### PROBLEM REQUIREMENTS
Collect every line in the entries below that contains the word "logic", matching case exactly.

### DATA ROWS
-*-

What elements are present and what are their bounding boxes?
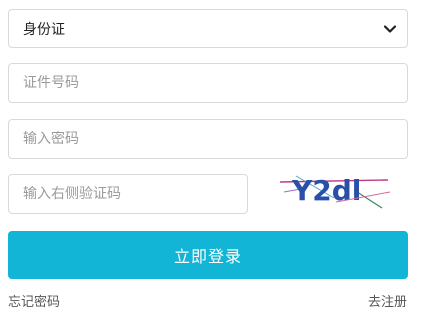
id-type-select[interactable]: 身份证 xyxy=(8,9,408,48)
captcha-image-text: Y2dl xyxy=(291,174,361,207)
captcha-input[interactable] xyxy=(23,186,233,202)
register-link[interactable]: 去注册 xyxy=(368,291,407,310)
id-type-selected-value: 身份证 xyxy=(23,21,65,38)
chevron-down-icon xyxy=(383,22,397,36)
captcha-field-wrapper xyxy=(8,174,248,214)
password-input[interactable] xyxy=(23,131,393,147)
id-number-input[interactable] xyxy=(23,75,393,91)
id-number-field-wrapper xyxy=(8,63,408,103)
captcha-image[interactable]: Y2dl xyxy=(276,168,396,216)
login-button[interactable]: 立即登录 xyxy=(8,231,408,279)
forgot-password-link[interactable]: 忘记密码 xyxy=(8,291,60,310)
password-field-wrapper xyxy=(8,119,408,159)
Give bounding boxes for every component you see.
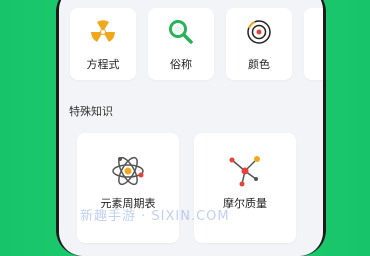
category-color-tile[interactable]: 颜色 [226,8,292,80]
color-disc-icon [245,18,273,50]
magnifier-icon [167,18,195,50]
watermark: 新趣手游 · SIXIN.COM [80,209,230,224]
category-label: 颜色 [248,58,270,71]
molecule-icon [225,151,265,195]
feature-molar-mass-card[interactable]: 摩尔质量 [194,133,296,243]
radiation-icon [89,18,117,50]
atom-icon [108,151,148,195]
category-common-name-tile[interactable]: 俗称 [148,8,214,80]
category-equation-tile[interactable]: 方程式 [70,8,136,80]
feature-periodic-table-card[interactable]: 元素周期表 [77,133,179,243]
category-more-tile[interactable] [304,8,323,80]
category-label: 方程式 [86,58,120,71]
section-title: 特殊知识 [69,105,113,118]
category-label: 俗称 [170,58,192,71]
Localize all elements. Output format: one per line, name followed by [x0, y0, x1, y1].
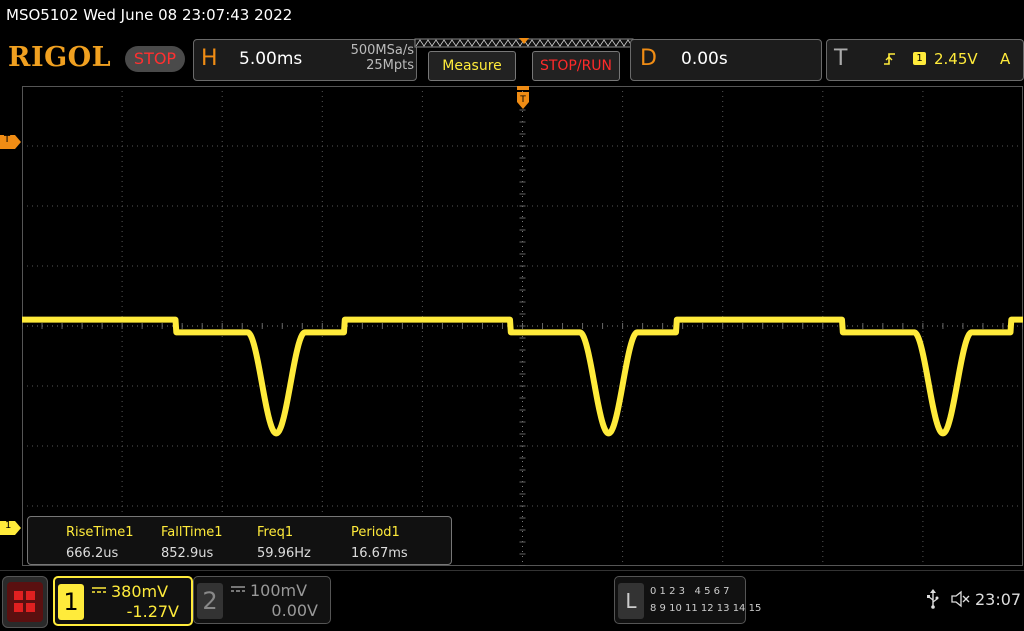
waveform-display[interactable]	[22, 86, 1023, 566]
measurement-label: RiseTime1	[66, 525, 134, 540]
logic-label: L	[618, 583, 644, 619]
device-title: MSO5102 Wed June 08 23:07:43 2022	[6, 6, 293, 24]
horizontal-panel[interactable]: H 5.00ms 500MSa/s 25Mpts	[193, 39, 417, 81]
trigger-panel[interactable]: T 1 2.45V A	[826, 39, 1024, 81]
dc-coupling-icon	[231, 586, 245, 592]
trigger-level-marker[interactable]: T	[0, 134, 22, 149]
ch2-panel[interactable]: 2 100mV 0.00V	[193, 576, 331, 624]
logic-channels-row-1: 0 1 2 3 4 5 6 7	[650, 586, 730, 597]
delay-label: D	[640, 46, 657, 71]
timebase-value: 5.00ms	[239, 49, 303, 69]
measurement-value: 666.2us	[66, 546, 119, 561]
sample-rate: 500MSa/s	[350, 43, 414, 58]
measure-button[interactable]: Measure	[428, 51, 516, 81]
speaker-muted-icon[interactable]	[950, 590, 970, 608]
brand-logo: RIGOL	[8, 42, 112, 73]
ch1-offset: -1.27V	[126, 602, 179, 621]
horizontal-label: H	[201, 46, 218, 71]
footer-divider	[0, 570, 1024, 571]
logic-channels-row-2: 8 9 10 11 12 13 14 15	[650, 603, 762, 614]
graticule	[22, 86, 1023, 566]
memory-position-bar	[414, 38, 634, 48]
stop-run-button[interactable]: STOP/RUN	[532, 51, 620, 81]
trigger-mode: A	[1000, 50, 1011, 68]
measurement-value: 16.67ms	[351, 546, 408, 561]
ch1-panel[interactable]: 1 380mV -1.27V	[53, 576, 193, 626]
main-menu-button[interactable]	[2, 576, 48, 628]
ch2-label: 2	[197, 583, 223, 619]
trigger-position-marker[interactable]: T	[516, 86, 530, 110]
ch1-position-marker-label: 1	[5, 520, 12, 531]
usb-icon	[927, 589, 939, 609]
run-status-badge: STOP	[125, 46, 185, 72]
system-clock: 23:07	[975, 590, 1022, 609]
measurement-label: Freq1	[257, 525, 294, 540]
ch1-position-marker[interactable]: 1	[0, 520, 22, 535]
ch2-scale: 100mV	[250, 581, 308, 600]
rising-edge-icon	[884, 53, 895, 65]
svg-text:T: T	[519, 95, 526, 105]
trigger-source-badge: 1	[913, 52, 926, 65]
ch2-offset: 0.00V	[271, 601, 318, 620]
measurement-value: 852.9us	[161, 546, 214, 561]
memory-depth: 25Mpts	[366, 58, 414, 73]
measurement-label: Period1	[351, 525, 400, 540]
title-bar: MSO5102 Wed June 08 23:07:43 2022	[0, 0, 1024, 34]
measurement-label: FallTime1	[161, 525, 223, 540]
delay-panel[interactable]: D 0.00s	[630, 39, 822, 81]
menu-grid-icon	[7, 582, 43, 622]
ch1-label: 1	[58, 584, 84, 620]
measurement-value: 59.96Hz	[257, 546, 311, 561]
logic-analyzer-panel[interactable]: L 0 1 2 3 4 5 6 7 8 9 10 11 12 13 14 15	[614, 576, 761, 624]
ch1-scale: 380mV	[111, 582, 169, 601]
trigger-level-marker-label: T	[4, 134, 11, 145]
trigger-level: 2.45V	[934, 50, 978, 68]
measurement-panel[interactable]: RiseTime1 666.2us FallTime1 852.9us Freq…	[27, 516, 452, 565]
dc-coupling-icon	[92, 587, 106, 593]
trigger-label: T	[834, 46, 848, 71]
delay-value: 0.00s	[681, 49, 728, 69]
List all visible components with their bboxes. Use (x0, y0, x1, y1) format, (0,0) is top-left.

-*-

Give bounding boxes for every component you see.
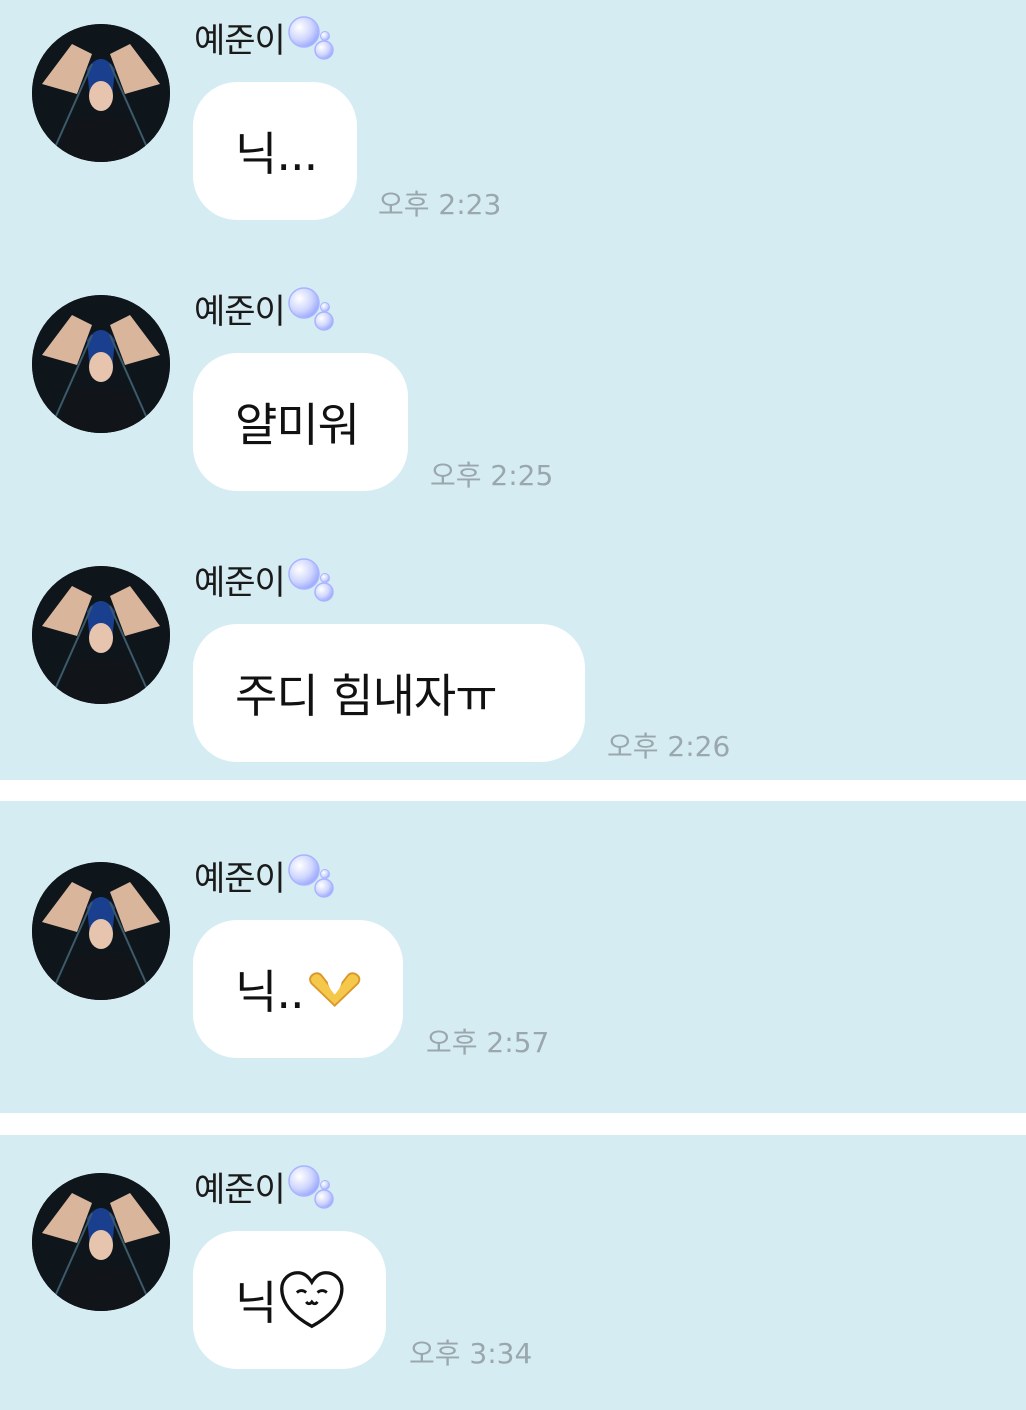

-*-

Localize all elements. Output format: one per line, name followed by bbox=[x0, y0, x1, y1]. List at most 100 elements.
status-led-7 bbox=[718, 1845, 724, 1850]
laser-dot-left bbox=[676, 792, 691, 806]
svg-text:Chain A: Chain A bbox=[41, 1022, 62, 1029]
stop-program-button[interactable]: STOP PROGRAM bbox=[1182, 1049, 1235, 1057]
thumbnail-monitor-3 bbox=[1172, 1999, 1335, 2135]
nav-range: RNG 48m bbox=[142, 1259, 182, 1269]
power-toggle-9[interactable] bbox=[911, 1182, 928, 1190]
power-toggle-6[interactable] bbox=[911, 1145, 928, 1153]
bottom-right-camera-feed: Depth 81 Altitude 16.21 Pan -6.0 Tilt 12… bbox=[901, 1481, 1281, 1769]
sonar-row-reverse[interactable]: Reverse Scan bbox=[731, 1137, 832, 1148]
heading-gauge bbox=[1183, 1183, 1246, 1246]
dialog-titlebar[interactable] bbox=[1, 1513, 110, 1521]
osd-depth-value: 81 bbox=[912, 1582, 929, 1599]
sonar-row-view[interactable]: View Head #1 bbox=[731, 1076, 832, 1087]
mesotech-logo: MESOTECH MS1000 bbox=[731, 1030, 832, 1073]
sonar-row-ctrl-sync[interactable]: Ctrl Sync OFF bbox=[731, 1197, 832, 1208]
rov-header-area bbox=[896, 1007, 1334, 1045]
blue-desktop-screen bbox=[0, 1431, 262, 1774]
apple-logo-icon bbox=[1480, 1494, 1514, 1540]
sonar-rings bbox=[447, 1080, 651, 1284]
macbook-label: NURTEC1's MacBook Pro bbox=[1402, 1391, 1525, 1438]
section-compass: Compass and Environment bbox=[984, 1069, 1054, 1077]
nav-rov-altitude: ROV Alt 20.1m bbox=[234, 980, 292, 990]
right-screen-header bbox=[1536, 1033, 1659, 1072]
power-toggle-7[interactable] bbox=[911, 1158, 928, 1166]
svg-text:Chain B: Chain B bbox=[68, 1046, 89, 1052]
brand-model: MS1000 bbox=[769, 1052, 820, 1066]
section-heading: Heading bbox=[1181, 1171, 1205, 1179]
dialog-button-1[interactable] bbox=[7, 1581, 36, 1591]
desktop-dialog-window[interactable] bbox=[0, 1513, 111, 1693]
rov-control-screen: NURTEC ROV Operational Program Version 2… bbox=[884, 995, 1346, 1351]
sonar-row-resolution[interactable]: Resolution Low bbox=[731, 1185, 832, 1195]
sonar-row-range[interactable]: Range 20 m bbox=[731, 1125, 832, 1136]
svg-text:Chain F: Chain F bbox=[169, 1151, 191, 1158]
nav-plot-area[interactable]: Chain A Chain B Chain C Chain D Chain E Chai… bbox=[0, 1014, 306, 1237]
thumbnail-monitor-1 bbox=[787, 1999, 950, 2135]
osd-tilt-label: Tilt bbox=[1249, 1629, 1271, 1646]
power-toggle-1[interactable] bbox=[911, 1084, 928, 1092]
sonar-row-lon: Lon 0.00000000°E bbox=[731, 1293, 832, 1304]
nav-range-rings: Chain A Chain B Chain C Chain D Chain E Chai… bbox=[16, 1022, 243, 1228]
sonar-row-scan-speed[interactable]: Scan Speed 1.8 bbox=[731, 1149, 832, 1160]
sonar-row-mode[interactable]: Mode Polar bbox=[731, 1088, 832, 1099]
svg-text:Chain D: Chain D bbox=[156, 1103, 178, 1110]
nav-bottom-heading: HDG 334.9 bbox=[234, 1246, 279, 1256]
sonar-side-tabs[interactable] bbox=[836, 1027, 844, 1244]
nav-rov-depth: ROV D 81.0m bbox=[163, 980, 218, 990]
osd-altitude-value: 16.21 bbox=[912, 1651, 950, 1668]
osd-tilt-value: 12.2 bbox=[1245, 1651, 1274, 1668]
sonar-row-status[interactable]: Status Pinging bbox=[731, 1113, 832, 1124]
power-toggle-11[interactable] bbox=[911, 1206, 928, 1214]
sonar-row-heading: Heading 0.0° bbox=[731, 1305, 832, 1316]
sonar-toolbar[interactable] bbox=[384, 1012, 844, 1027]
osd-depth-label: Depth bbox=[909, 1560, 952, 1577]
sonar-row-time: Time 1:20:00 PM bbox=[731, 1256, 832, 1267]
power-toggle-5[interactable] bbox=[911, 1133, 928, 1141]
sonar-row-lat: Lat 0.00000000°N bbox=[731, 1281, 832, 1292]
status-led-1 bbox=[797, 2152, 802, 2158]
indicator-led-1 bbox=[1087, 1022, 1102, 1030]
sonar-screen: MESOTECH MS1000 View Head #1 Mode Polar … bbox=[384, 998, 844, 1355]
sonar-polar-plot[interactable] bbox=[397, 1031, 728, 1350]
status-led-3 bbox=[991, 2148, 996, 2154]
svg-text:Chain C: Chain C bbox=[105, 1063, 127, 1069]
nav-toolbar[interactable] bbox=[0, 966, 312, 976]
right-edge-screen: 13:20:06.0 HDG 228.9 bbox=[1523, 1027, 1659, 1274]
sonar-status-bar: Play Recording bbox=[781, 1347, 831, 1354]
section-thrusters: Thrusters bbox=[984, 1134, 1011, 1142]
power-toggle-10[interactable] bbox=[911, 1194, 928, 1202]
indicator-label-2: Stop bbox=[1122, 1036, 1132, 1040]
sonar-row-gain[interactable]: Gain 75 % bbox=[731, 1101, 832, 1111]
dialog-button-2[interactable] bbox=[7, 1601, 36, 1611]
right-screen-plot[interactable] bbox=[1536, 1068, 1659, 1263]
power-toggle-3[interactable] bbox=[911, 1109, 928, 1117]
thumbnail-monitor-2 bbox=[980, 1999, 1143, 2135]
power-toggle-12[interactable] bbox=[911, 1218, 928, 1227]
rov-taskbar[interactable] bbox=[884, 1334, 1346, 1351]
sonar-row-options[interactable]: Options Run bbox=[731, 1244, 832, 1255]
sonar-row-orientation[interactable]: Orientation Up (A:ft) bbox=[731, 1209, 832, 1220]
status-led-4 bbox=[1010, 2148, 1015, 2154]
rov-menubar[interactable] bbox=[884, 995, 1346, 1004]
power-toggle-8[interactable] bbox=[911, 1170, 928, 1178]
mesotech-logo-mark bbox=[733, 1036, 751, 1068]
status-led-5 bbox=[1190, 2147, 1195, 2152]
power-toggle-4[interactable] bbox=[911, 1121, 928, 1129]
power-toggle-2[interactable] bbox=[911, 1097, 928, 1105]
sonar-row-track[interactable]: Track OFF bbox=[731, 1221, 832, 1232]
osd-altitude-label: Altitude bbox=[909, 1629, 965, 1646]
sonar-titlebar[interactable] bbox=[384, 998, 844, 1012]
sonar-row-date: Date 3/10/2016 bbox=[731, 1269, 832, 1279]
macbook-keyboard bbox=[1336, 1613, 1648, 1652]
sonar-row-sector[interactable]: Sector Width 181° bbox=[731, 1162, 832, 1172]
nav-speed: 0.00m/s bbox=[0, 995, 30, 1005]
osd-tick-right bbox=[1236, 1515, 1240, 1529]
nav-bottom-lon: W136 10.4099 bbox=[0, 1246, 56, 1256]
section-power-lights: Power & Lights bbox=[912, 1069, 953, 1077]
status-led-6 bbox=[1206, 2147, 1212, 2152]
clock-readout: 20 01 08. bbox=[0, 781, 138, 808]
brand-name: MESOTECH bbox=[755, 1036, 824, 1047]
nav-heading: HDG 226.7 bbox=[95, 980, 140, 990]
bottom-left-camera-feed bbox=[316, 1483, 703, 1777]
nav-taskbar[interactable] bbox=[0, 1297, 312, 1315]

-*-

### CORRECT OUTPUT
logic-label: L	[618, 583, 644, 619]
logic-channels-row-1: 0 1 2 3 4 5 6 7	[650, 586, 730, 597]
logic-channels-row-2: 8 9 10 11 12 13 14 15	[650, 603, 762, 614]
logic-analyzer-panel[interactable]: L 0 1 2 3 4 5 6 7 8 9 10 11 12 13 14 15	[614, 576, 761, 624]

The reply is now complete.